Short exercise :: Report how many lines include the word "this", and nothing besides that number.

[Dataset items]

"""

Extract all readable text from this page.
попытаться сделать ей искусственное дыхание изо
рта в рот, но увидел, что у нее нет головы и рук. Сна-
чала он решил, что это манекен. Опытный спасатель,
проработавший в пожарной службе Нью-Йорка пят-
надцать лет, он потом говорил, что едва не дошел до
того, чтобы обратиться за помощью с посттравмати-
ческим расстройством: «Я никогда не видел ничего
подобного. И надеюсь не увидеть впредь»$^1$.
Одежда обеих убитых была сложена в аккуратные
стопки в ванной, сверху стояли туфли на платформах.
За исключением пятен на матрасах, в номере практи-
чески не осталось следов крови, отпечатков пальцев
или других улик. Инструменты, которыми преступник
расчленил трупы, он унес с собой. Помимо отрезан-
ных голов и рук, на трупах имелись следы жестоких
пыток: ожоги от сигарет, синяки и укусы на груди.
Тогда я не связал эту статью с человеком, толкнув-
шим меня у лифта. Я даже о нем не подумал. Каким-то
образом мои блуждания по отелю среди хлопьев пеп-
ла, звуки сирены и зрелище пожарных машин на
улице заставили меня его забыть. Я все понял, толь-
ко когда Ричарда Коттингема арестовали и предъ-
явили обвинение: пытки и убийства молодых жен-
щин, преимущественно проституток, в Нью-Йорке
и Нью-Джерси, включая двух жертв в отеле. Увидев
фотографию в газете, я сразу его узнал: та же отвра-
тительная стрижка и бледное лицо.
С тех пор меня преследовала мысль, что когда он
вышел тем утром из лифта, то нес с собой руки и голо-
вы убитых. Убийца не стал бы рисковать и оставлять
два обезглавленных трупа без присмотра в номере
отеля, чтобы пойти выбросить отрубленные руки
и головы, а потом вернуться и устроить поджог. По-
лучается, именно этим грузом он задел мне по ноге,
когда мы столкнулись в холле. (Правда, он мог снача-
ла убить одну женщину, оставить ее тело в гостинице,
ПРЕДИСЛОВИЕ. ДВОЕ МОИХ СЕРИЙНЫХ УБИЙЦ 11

"""
"""

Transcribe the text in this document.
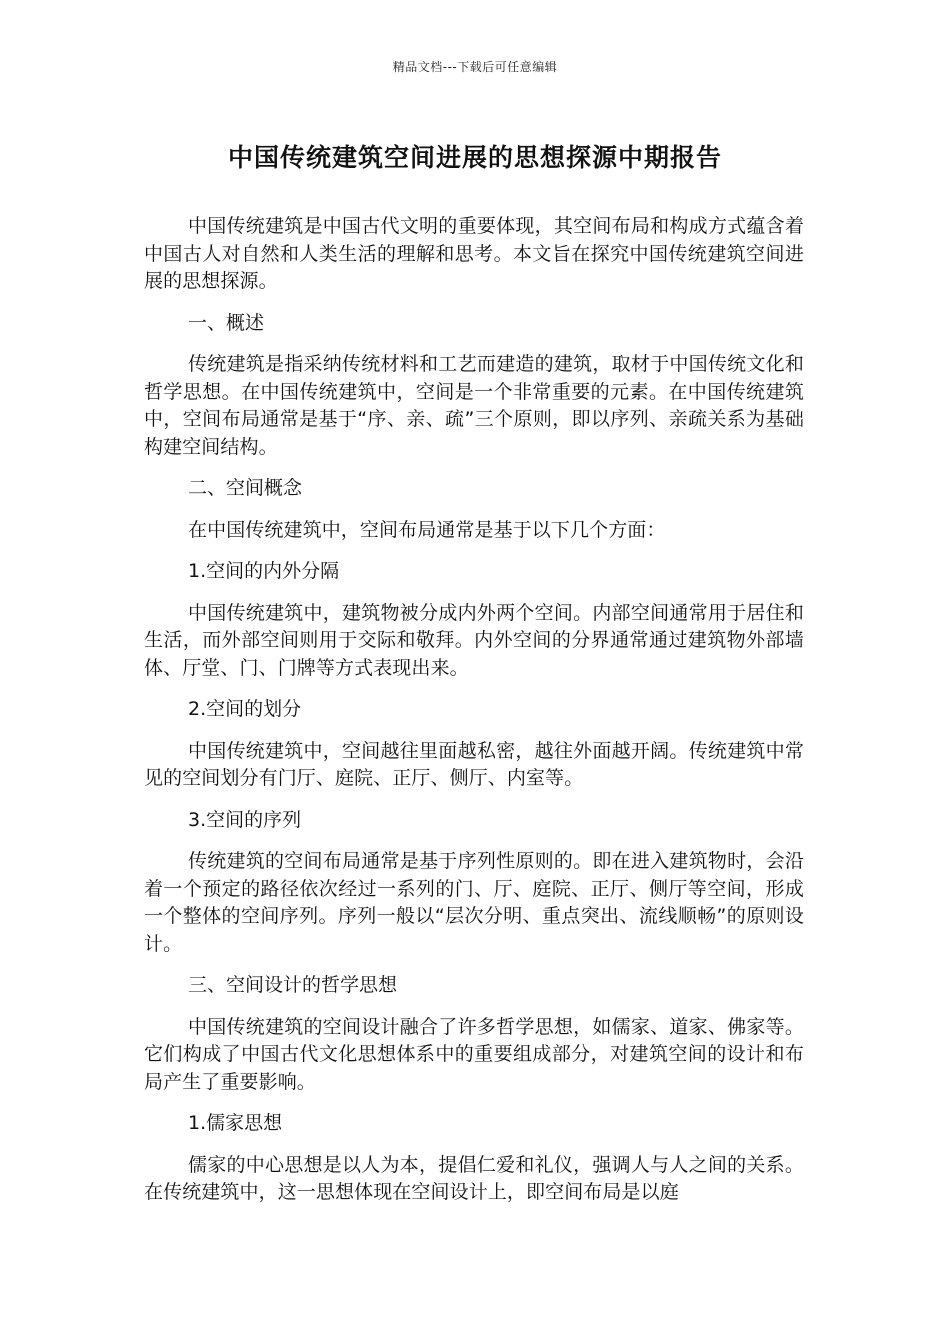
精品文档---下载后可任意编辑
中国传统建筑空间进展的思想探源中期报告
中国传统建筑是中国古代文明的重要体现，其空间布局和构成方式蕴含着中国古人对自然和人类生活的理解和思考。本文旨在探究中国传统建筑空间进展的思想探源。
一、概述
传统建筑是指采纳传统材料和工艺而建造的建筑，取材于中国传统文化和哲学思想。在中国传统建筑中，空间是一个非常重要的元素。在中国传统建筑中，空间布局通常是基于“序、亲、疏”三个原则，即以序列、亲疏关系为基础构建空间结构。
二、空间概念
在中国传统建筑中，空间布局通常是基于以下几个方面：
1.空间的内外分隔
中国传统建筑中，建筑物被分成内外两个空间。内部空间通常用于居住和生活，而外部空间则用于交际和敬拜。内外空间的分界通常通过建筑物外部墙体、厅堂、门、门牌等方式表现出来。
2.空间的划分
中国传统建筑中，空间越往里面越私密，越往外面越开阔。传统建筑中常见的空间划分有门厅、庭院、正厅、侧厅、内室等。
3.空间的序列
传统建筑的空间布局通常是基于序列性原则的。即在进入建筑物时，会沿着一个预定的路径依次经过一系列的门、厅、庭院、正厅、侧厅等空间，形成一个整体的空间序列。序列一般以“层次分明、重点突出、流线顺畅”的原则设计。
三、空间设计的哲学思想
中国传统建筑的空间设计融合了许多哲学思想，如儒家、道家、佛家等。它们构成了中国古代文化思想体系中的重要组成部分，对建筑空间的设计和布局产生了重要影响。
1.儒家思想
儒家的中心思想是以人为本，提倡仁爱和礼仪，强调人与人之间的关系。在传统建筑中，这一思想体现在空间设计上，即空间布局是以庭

"""

Finished answer :: 2